Start of Document passage
I'm also adding a quarterly revolver interest income figure of $1.5 million (Reference "E" in table above). Many investments in this subcategory use revolver loans throughout the quarter and FSC receives interest income on use of these revolvers. When adding all these figures up within this subcategory, I am usually pretty close to what FSC reports each quarter. When adding up all these figures for non-control / non-affiliate subcategory (Reference "C + D + E" in table above), the interest income amount should be approximately 3a) $39.4 million and PIK income should be 3b) $3.6 million for the quarter.

3) Fee Income: [Estimate of $13.2 Million; Range $11.2 - $15.2 Million] [Confidence Within Range = Moderate to High]

FSC's fee income consists of monthly servicing fees, advisory fees, structuring fees, and prepayment fees. It also includes structured exit fees within some of their portfolio investments. Exit fees are fees which are payable upon the exit of a debt investment. These fees are paid to FSC when there's a sale of the borrower, when the loan's maturity date is reached, or when the loan is prepaid in full. These exit fees are included in fee income and accrued over the life of the loan.

a) Control Investments - As mentioned earlier, as of 12/31/2012, there were two investments regarded as control investments. This was Coll Materials Group and Traffic Solutions Holdings, Inc. I'm estimating a fee income of approximately $150 thousand for the quarter for this category.

b) Affiliate Investments - As mentioned earlier, as of 12/31/2012, there was only one investment regarded as an affiliate investment. Ambath/Rebath Holdings, Inc.'s fee income should be approximately $30 thousand for the quarter.
End of Document passage
Start of Data entries
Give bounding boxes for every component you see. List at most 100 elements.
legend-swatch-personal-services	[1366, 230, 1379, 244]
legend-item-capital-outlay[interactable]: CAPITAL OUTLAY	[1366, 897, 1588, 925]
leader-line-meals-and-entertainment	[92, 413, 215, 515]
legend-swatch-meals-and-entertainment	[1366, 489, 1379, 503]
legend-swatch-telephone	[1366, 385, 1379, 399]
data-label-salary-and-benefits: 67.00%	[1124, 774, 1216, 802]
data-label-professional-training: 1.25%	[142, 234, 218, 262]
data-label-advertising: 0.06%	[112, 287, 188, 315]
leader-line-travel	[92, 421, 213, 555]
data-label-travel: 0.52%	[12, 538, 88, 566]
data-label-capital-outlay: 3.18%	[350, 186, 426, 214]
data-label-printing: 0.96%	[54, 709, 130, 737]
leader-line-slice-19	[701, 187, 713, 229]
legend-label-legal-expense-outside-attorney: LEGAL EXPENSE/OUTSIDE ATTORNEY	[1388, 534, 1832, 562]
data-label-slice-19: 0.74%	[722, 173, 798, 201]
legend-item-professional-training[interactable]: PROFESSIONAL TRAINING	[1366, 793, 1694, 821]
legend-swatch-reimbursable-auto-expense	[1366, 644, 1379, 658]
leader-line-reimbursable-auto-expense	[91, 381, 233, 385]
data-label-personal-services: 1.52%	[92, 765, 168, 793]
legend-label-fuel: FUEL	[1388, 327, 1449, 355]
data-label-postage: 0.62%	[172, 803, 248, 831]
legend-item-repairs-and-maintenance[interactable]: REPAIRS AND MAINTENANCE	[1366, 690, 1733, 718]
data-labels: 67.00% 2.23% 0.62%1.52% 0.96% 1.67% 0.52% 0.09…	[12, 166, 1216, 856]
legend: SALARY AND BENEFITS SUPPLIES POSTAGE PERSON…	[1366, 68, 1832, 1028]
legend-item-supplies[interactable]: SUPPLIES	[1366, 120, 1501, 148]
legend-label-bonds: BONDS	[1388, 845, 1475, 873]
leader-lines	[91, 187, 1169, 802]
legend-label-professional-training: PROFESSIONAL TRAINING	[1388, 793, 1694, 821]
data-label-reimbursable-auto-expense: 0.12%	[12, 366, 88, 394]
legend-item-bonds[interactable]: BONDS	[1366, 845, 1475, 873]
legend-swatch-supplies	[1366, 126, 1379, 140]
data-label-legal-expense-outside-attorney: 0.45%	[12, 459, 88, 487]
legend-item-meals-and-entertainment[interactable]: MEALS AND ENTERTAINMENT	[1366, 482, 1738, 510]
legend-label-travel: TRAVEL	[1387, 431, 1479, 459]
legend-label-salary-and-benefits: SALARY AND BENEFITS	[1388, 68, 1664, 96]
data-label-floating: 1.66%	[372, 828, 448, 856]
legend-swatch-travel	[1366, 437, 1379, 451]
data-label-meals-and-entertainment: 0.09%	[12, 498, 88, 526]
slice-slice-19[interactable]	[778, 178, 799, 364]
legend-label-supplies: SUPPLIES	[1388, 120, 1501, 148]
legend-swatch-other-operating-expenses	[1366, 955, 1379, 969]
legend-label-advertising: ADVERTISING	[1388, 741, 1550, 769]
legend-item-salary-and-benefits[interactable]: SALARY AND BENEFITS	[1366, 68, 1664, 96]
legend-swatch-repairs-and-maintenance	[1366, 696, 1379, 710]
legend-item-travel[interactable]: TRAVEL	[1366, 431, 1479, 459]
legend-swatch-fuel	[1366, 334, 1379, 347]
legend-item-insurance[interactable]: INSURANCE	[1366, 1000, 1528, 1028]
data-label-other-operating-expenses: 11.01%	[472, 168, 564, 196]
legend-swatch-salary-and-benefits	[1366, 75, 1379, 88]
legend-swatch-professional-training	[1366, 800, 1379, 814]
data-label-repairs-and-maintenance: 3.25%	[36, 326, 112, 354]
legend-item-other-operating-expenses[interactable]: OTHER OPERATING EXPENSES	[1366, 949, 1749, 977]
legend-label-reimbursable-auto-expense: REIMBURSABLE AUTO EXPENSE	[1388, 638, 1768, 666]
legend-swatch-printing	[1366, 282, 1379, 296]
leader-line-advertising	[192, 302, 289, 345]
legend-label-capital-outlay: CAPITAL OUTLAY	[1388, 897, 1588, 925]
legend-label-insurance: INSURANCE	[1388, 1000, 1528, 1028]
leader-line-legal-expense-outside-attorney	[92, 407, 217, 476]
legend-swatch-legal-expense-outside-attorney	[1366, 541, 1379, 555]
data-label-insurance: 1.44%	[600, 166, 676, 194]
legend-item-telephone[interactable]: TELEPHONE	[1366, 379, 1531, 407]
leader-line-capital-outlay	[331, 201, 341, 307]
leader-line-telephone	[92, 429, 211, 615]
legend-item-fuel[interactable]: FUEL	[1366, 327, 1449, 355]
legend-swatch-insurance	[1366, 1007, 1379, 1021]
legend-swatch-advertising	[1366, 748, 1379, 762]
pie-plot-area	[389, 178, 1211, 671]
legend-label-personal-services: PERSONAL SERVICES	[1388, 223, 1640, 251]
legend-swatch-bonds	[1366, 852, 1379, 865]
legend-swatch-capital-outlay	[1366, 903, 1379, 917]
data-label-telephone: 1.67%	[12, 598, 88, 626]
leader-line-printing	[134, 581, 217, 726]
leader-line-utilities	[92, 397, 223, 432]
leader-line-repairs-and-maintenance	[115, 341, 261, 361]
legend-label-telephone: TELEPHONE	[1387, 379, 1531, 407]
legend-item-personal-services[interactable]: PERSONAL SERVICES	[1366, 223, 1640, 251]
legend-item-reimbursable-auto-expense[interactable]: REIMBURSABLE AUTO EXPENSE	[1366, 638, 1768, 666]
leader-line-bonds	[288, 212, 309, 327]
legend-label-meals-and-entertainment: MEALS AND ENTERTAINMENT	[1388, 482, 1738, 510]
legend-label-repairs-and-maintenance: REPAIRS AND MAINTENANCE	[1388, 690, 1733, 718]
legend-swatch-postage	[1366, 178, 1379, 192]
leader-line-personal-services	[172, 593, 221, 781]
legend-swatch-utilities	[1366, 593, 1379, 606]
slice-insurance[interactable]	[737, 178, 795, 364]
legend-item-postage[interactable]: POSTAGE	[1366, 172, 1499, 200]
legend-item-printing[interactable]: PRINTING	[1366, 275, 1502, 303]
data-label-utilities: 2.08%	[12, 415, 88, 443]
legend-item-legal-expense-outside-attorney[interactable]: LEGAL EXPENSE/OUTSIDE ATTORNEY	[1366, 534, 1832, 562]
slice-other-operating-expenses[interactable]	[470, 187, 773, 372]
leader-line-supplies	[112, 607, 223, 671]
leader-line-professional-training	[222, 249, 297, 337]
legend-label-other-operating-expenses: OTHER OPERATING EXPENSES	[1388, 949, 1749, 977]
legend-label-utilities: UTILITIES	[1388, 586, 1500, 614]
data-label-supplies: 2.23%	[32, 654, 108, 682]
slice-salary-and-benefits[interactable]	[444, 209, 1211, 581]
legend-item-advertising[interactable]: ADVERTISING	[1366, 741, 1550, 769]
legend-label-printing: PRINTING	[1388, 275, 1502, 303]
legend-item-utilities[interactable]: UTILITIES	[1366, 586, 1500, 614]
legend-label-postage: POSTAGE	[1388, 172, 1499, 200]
End of Data entries
▸ **Exercise requirements**:
A) In the FSC income estimate passage, why does the writer add a quarterly revolver interest income figure to the non-control / non-affiliate subcategory? Answer in one to three sentences.
B) Write a continuation of the FSC income estimate passage, starting right after its last sentence.
The listing is separate material, unrelated to the FSC income estimate passage.

▸ **Results for the exercise**:
A) Many investments in that subcategory draw on revolver loans during the quarter, and FSC earns interest income on that use. Including the $1.5 million figure brings the writer's subcategory total close to what FSC usually reports each quarter.

B)
c) Non-Control / Non-Affiliate Investments - As mentioned earlier, this is the majority of FSC's investment portfolio. FSC's investment portfolio balance increased $293 million during fiscal Q1 2013 (12/31/2012). This was an approximate 24% increase in their portfolio investment balance. This was a very large increase for one quarter. Therefore, monthly servicing and advisory fees should increase due to the portfolio's large increase from last quarter. Furthermore, as stated earlier in the interest income and PIK interest income discussion, I am estimating an approximate $300 million in new quarterly loan originations and $150 million of loan investment exits for the quarter. Compared to past quarters, these figures are very large as well. Therefore, FSC should receive rather large structuring fees in regards to the $300 million in new loan origination fees and some exit fees in conjunction with the $150 million in loan exits. When adding up all the figures for this account, the non-control / non-affiliate investments fee income should be approximately $13 million for the quarter. This $13 million could in fact be a rather cautious or rather aggressive figure, depending on the actual quarterly loan originations and exits. Therefore, this account is one of the accounts that have to have a larger range.

4) Dividend Income: [Estimate of $250 Thousand; Range $100 - $400 Thousand] [Confidence Within Range = High]

FSC's dividend income consists of dividends received through equity investments in certain current and prior investments. I don't believe there will be a dividend for any a) control investments or b) affiliate investments. I am estimating a cautious $250 thousand for c) non-control / non-affiliate investments for the quarter. Further discussion of this account is immaterial for purposes of this article.

B) Net Investment Income (Loss): [Estimate of $30.6 Million; Range $28.6 - $32.6 Million] [See Table 2 at Top of Article; Red Reference "B" Next to the March 31, 2013 Column] [Earnings Per Common Share - Basic of $0.288 per share; range $0.268-$0.308 per share] [See Table 3 at Top of Article; Red + Blue Reference (B / D) Next to the March 31, 2013 Column] [Earnings Per Common Share - Diluted of $0.269 per share; range $0.249-$0.289 per share] [See Table 3 at Top of Article; Red + Blue Reference (B / E) Next to the March 31, 2013 Column] [Confidence Within Ranges = High]

FSC's net investment income (loss) figure is FSC's "A) total investment income" amount (calculated above) less their net expense amount (to be discussed below). FSC's net expense figure consists of the following seven expense accounts: 1) base management fee; 2) incentive fee; 3) professional fees; 4) board of director fees; 5) interest expense; 6) administrator expense; and 7) g&a expenses.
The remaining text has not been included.